— BEGIN RECORDS PROVIDED —

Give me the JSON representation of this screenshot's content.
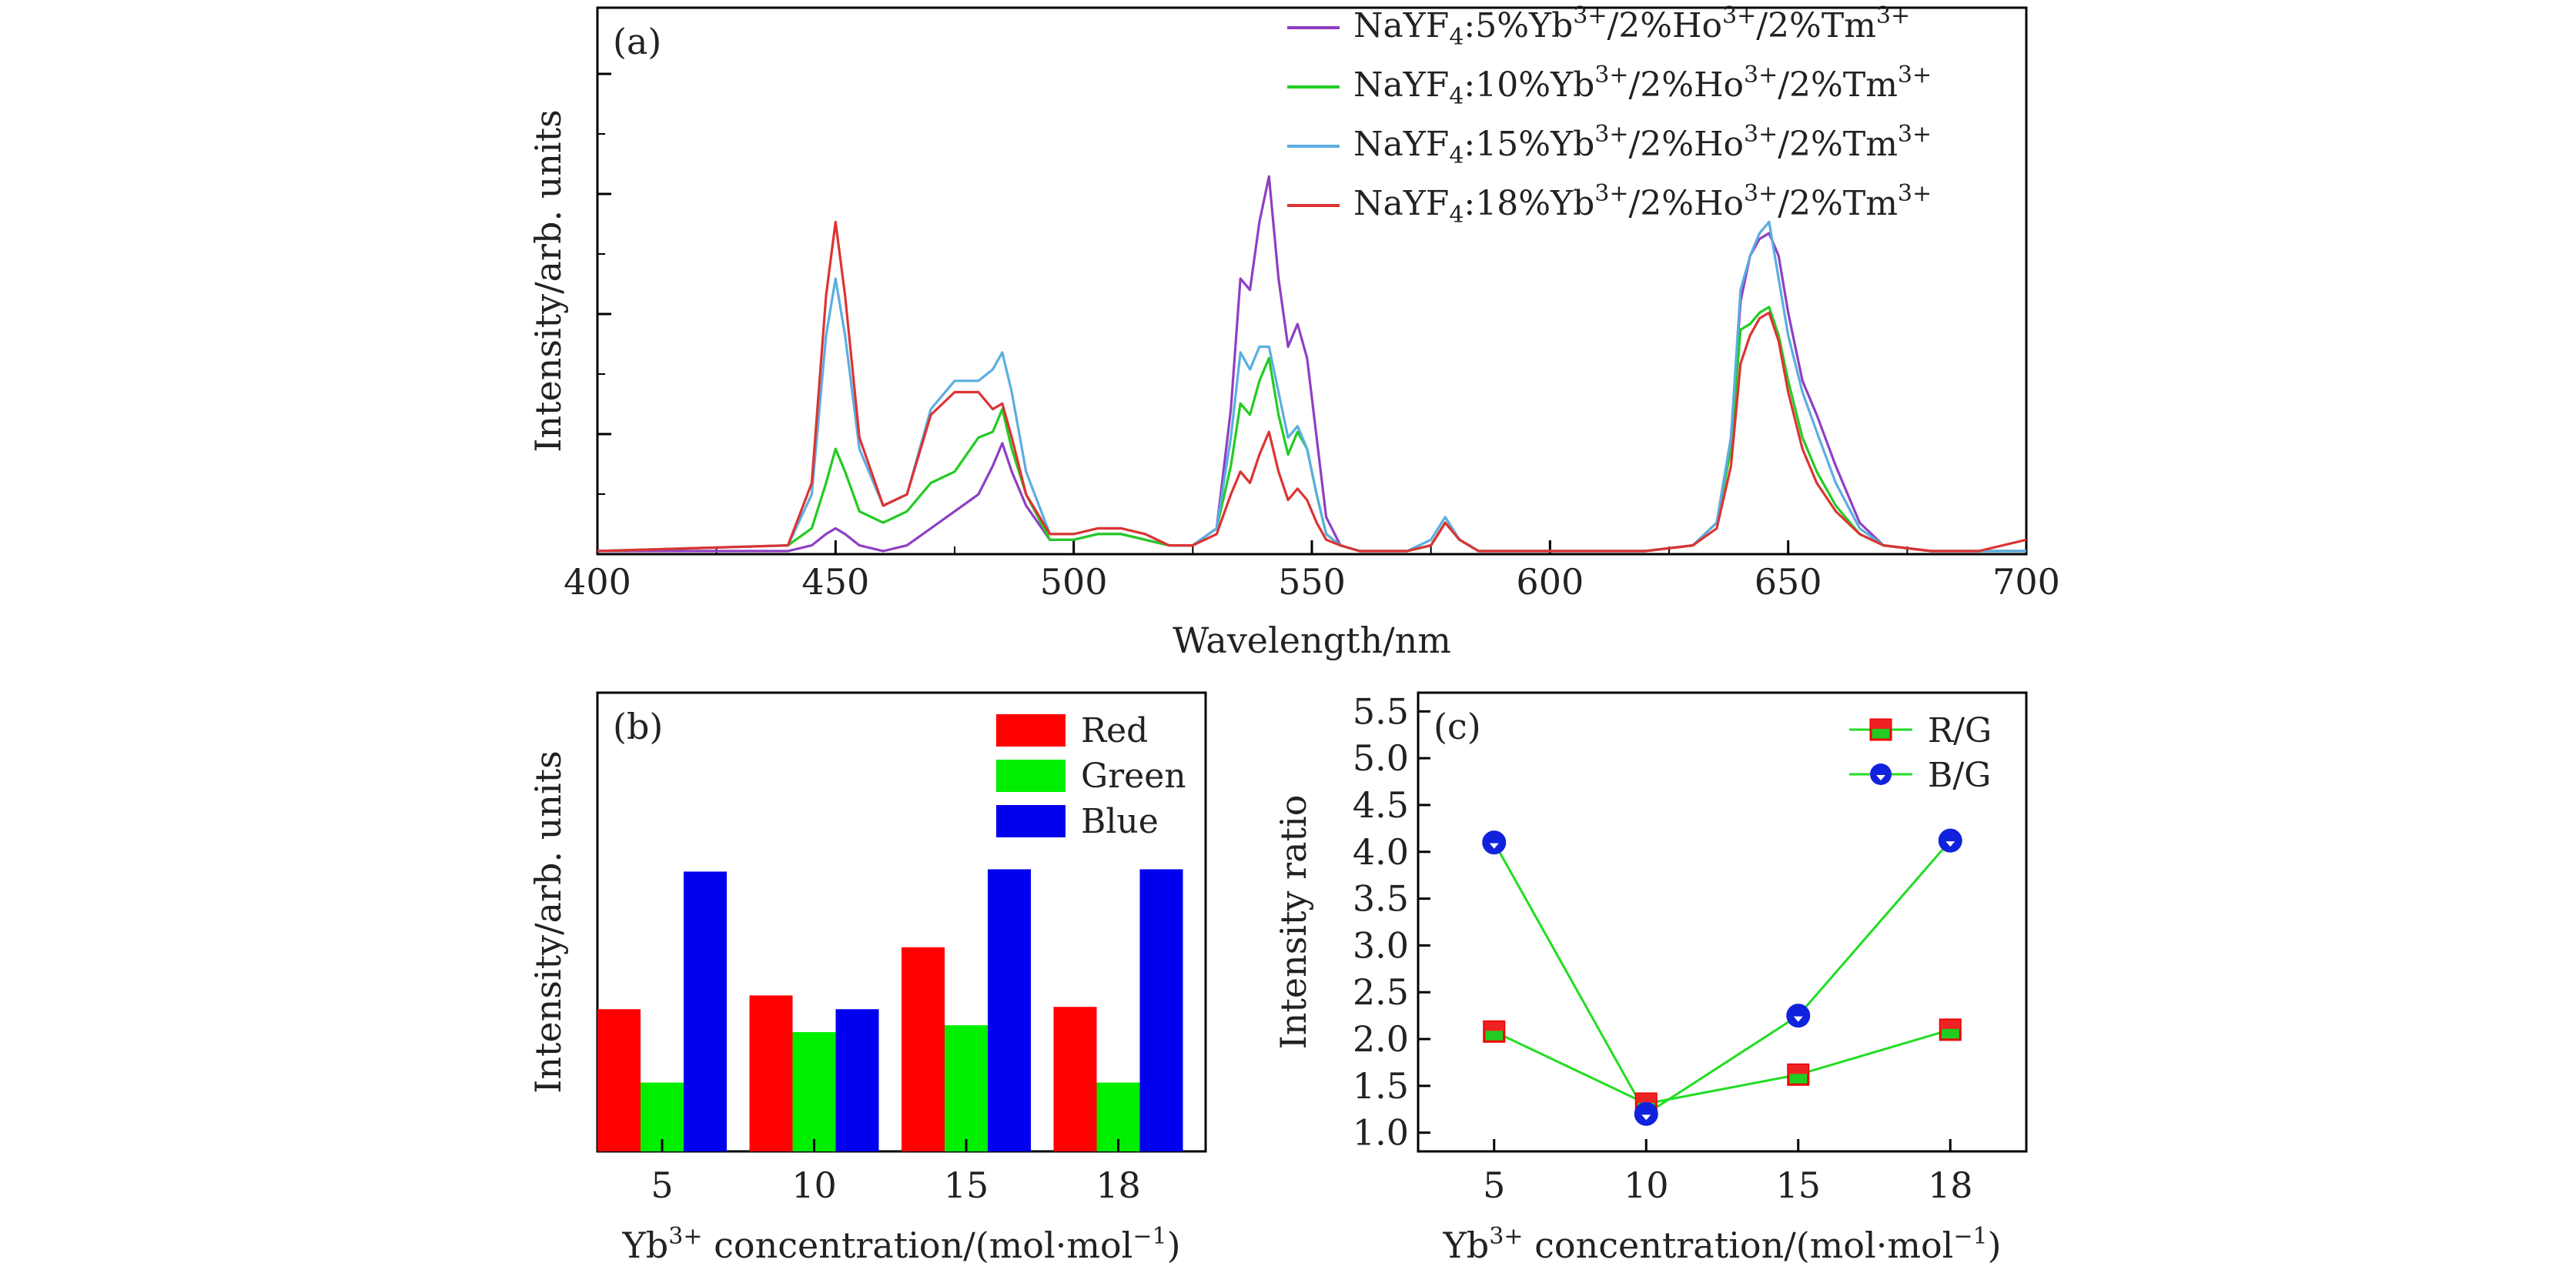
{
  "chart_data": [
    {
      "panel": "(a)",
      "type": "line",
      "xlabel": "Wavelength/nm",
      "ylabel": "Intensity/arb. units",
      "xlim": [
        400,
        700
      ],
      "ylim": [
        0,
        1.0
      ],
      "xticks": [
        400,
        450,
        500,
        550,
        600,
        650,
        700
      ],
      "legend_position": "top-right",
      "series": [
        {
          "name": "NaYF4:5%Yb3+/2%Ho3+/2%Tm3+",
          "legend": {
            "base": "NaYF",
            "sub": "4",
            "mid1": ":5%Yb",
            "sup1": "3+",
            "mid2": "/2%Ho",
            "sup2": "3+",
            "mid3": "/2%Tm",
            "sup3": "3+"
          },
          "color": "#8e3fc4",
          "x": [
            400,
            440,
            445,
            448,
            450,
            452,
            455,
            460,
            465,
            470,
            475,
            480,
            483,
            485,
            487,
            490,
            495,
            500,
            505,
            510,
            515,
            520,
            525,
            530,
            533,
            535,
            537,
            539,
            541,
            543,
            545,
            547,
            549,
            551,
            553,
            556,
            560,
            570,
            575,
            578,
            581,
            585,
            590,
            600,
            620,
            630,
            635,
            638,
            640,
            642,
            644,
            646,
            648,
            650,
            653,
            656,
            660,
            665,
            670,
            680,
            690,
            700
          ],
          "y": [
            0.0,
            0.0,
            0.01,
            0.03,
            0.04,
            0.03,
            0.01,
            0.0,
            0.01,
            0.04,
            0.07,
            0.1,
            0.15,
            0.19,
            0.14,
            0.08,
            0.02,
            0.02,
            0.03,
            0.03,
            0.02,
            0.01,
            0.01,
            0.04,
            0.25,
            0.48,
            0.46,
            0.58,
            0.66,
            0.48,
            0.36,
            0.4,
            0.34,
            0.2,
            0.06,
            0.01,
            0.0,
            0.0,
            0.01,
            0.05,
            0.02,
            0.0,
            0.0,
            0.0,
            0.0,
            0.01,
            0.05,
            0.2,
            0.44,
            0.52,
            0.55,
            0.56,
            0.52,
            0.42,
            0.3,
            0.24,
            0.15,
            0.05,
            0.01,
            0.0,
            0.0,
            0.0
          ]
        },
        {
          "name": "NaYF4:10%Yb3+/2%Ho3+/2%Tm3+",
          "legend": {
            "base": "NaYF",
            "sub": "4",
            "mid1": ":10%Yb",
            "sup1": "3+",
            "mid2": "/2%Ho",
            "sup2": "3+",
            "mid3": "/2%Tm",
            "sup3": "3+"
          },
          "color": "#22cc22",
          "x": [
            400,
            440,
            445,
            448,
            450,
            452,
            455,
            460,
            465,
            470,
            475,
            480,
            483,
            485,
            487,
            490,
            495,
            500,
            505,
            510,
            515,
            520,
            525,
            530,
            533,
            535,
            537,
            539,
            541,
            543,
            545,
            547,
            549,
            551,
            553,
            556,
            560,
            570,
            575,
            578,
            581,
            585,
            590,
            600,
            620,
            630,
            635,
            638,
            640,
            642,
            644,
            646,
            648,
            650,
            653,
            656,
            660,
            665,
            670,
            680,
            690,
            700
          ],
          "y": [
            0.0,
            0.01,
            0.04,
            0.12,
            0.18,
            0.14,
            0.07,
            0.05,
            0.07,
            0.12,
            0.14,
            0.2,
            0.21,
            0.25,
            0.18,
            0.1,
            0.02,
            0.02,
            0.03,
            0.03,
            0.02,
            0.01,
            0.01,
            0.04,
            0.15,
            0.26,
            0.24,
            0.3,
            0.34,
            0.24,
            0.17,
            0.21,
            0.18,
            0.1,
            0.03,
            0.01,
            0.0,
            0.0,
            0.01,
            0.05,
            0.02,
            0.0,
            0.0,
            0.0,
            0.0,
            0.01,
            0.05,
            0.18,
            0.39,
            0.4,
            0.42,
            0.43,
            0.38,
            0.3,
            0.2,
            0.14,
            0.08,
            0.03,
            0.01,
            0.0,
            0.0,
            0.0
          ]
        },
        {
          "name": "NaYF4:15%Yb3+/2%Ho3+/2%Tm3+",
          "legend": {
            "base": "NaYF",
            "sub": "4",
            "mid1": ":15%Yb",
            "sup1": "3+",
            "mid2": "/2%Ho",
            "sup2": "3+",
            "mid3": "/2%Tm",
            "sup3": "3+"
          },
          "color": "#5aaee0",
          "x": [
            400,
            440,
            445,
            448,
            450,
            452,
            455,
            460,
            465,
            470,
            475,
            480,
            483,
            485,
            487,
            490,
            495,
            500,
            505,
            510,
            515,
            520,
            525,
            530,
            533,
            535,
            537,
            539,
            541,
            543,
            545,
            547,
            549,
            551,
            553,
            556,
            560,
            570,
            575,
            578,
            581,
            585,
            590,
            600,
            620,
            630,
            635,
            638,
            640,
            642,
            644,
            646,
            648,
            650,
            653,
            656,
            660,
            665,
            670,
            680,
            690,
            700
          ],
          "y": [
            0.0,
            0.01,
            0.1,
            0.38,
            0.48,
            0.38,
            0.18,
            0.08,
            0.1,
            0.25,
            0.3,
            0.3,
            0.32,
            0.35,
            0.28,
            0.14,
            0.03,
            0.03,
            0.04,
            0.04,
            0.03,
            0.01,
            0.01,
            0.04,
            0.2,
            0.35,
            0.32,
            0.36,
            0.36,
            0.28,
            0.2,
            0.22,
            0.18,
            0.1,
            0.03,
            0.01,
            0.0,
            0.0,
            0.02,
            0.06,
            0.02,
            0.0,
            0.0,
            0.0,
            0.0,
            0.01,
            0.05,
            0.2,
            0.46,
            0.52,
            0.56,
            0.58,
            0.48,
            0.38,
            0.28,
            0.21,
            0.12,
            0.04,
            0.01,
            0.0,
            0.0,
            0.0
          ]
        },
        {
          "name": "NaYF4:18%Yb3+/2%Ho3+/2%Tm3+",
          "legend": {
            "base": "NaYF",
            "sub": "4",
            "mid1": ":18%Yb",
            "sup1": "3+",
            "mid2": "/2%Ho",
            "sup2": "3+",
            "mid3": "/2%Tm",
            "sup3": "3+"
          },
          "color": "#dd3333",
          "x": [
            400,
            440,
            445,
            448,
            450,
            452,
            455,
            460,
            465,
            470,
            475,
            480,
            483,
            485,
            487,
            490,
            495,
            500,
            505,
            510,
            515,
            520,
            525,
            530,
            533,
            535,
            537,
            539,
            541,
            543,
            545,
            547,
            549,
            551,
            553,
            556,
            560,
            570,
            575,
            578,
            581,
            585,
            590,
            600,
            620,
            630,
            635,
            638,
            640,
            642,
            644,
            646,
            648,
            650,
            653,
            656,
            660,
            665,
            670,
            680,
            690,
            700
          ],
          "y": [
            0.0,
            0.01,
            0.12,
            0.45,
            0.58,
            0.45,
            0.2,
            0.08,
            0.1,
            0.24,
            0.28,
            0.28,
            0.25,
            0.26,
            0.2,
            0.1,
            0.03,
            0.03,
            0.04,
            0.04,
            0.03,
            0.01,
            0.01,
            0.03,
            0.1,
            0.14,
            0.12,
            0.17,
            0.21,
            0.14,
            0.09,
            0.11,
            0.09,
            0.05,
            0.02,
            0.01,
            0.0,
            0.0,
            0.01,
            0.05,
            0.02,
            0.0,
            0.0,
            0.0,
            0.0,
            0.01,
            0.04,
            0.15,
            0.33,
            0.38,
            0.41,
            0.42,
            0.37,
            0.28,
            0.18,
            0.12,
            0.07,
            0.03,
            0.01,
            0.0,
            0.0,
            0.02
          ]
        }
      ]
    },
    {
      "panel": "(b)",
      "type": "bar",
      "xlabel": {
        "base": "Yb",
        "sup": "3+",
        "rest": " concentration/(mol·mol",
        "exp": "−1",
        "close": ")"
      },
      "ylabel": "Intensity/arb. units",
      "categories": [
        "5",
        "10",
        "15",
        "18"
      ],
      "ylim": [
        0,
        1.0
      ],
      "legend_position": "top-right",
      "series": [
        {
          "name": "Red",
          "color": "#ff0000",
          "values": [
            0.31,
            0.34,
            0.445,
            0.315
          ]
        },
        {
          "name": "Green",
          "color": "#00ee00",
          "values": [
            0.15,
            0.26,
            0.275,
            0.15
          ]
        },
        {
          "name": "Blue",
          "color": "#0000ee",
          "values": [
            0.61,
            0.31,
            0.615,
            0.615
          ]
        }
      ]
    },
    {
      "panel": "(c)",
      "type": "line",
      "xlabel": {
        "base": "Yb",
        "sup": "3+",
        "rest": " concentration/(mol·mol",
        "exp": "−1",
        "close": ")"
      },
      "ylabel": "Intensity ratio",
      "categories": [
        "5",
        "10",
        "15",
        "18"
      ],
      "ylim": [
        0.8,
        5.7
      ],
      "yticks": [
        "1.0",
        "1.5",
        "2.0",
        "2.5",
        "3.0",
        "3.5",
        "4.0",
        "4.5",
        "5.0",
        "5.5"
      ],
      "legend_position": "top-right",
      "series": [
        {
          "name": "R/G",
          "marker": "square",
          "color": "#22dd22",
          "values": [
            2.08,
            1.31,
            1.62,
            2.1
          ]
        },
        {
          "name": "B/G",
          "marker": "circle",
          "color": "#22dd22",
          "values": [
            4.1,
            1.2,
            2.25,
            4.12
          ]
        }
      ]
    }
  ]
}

— END RECORDS PROVIDED —

# OBJECTIVE
Search the data for "name". Copy every matching line.

# REPLY
          "name": "NaYF4:5%Yb3+/2%Ho3+/2%Tm3+",
          "name": "NaYF4:10%Yb3+/2%Ho3+/2%Tm3+",
          "name": "NaYF4:15%Yb3+/2%Ho3+/2%Tm3+",
          "name": "NaYF4:18%Yb3+/2%Ho3+/2%Tm3+",
          "name": "Red",
          "name": "Green",
          "name": "Blue",
          "name": "R/G",
          "name": "B/G",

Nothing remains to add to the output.